┌─ Material supplied

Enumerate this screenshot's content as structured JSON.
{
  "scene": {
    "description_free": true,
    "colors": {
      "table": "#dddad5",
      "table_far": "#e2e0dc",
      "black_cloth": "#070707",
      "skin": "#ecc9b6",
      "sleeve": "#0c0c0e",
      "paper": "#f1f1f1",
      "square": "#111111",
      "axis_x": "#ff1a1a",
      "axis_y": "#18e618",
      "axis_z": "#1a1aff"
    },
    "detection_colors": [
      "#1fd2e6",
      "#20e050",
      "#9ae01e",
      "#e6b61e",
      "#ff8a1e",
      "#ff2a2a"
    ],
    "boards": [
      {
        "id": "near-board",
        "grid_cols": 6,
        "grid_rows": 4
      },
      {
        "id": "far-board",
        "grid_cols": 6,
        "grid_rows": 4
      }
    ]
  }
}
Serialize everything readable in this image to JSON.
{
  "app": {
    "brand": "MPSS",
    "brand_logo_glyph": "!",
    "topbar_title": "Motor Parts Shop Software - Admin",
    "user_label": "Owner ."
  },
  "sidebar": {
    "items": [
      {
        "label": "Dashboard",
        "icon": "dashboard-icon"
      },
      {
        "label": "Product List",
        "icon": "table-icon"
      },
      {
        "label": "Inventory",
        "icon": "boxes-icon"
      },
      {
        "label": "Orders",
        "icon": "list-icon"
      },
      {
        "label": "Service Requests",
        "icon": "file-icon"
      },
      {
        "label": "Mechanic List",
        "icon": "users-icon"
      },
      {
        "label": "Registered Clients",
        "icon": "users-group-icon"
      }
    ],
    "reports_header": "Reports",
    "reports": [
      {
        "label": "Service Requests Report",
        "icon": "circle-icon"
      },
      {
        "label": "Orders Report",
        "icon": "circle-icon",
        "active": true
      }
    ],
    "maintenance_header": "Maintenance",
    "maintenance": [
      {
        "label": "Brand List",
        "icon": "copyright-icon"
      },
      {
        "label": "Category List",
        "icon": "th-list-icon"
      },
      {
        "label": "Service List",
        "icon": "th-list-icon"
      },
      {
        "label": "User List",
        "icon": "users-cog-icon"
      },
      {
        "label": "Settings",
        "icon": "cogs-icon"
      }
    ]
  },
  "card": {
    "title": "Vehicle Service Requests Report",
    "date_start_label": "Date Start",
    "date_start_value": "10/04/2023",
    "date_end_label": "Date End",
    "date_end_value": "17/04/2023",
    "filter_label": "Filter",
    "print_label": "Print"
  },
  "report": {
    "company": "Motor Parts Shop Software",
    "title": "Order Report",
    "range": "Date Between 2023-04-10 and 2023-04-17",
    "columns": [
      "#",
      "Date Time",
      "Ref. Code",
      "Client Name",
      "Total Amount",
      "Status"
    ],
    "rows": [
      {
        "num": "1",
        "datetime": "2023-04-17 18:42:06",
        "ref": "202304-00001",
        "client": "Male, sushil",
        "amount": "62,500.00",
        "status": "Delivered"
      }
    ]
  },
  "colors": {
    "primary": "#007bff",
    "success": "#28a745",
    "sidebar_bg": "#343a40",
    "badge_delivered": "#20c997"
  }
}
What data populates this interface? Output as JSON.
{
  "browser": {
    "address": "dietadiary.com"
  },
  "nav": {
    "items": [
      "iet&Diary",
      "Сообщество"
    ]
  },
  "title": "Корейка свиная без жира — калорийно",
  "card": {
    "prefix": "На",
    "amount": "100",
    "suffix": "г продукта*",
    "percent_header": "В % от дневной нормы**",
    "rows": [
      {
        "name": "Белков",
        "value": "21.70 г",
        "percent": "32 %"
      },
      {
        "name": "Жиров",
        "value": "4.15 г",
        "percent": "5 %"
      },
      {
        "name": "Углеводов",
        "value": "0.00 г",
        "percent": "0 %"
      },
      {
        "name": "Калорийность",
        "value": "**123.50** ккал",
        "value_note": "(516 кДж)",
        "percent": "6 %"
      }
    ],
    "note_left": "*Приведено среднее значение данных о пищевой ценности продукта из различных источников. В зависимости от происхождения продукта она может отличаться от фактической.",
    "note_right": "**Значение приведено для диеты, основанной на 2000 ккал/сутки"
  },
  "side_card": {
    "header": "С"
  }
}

└─

**What to produce:** The records above should be restated word for word, please.

**Output:**
Enumerate this screenshot's content as structured JSON.
{
  "scene": {
    "description_free": true,
    "colors": {
      "table": "#dddad5",
      "table_far": "#e2e0dc",
      "black_cloth": "#070707",
      "skin": "#ecc9b6",
      "sleeve": "#0c0c0e",
      "paper": "#f1f1f1",
      "square": "#111111",
      "axis_x": "#ff1a1a",
      "axis_y": "#18e618",
      "axis_z": "#1a1aff"
    },
    "detection_colors": [
      "#1fd2e6",
      "#20e050",
      "#9ae01e",
      "#e6b61e",
      "#ff8a1e",
      "#ff2a2a"
    ],
    "boards": [
      {
        "id": "near-board",
        "grid_cols": 6,
        "grid_rows": 4
      },
      {
        "id": "far-board",
        "grid_cols": 6,
        "grid_rows": 4
      }
    ]
  }
}
Serialize everything readable in this image to JSON.
{
  "app": {
    "brand": "MPSS",
    "brand_logo_glyph": "!",
    "topbar_title": "Motor Parts Shop Software - Admin",
    "user_label": "Owner ."
  },
  "sidebar": {
    "items": [
      {
        "label": "Dashboard",
        "icon": "dashboard-icon"
      },
      {
        "label": "Product List",
        "icon": "table-icon"
      },
      {
        "label": "Inventory",
        "icon": "boxes-icon"
      },
      {
        "label": "Orders",
        "icon": "list-icon"
      },
      {
        "label": "Service Requests",
        "icon": "file-icon"
      },
      {
        "label": "Mechanic List",
        "icon": "users-icon"
      },
      {
        "label": "Registered Clients",
        "icon": "users-group-icon"
      }
    ],
    "reports_header": "Reports",
    "reports": [
      {
        "label": "Service Requests Report",
        "icon": "circle-icon"
      },
      {
        "label": "Orders Report",
        "icon": "circle-icon",
        "active": true
      }
    ],
    "maintenance_header": "Maintenance",
    "maintenance": [
      {
        "label": "Brand List",
        "icon": "copyright-icon"
      },
      {
        "label": "Category List",
        "icon": "th-list-icon"
      },
      {
        "label": "Service List",
        "icon": "th-list-icon"
      },
      {
        "label": "User List",
        "icon": "users-cog-icon"
      },
      {
        "label": "Settings",
        "icon": "cogs-icon"
      }
    ]
  },
  "card": {
    "title": "Vehicle Service Requests Report",
    "date_start_label": "Date Start",
    "date_start_value": "10/04/2023",
    "date_end_label": "Date End",
    "date_end_value": "17/04/2023",
    "filter_label": "Filter",
    "print_label": "Print"
  },
  "report": {
    "company": "Motor Parts Shop Software",
    "title": "Order Report",
    "range": "Date Between 2023-04-10 and 2023-04-17",
    "columns": [
      "#",
      "Date Time",
      "Ref. Code",
      "Client Name",
      "Total Amount",
      "Status"
    ],
    "rows": [
      {
        "num": "1",
        "datetime": "2023-04-17 18:42:06",
        "ref": "202304-00001",
        "client": "Male, sushil",
        "amount": "62,500.00",
        "status": "Delivered"
      }
    ]
  },
  "colors": {
    "primary": "#007bff",
    "success": "#28a745",
    "sidebar_bg": "#343a40",
    "badge_delivered": "#20c997"
  }
}
What data populates this interface? Output as JSON.
{
  "browser": {
    "address": "dietadiary.com"
  },
  "nav": {
    "items": [
      "iet&Diary",
      "Сообщество"
    ]
  },
  "title": "Корейка свиная без жира — калорийно",
  "card": {
    "prefix": "На",
    "amount": "100",
    "suffix": "г продукта*",
    "percent_header": "В % от дневной нормы**",
    "rows": [
      {
        "name": "Белков",
        "value": "21.70 г",
        "percent": "32 %"
      },
      {
        "name": "Жиров",
        "value": "4.15 г",
        "percent": "5 %"
      },
      {
        "name": "Углеводов",
        "value": "0.00 г",
        "percent": "0 %"
      },
      {
        "name": "Калорийность",
        "value": "**123.50** ккал",
        "value_note": "(516 кДж)",
        "percent": "6 %"
      }
    ],
    "note_left": "*Приведено среднее значение данных о пищевой ценности продукта из различных источников. В зависимости от происхождения продукта она может отличаться от фактической.",
    "note_right": "**Значение приведено для диеты, основанной на 2000 ккал/сутки"
  },
  "side_card": {
    "header": "С"
  }
}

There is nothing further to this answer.